* **Task inputs**:
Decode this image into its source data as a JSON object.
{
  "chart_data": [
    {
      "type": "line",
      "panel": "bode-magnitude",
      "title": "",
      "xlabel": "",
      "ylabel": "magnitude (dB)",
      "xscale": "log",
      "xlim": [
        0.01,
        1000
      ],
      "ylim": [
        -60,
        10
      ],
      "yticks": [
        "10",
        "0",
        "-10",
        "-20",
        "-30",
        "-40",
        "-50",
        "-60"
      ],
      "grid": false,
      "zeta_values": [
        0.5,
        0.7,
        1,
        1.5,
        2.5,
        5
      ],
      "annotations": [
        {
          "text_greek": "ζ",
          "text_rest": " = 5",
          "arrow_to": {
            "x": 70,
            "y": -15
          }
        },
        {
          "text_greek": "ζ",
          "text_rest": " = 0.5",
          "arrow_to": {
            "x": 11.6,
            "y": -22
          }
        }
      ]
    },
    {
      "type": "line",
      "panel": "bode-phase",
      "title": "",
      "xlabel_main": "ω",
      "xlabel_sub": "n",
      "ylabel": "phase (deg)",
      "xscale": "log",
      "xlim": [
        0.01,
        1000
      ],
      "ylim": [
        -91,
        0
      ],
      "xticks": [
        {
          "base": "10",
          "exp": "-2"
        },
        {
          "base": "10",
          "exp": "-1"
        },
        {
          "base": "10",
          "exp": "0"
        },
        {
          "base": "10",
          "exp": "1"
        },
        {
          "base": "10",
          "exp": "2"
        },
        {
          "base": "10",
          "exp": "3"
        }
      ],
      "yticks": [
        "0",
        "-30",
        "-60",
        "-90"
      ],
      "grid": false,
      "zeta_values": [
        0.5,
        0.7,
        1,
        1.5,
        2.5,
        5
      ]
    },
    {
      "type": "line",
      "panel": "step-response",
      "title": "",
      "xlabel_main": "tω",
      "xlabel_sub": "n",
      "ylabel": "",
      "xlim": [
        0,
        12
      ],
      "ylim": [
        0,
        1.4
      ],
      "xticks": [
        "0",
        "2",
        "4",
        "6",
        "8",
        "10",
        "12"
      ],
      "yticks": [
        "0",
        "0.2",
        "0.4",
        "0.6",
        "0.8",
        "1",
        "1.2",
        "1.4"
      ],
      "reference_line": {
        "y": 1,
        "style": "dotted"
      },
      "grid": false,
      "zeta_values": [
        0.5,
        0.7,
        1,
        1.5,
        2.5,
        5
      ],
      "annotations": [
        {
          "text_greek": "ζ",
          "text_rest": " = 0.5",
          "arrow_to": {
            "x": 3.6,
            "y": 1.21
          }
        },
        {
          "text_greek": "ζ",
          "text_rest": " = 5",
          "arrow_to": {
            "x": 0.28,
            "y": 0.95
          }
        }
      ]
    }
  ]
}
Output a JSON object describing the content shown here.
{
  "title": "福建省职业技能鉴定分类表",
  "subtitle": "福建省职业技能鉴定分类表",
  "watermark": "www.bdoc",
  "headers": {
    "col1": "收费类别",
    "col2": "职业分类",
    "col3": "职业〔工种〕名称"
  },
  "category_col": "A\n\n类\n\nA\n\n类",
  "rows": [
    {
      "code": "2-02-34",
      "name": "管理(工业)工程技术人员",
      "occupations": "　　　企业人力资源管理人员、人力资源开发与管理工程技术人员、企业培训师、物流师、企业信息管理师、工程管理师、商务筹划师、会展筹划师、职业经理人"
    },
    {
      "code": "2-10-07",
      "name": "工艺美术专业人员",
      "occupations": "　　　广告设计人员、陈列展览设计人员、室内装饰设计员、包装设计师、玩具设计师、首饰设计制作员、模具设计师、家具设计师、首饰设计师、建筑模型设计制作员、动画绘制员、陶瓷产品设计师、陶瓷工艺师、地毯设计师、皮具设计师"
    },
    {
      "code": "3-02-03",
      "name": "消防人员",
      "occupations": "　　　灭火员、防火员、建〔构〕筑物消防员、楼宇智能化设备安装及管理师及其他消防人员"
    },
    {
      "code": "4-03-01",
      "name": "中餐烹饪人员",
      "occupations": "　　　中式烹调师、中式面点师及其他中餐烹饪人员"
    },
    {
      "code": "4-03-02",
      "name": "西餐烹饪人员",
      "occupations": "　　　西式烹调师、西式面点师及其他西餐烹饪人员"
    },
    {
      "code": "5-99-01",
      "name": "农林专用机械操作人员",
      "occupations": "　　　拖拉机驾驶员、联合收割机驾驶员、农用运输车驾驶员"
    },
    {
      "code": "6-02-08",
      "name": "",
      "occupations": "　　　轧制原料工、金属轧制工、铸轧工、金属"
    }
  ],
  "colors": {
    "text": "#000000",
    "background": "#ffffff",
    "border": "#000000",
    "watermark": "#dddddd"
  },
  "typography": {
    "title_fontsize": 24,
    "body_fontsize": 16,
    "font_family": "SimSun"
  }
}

* **What is expected**:
Display every line of the listing that contains the string "ylabel".

* **Output of the exercise**:
      "ylabel": "magnitude (dB)",
      "ylabel": "phase (deg)",
      "ylabel": "",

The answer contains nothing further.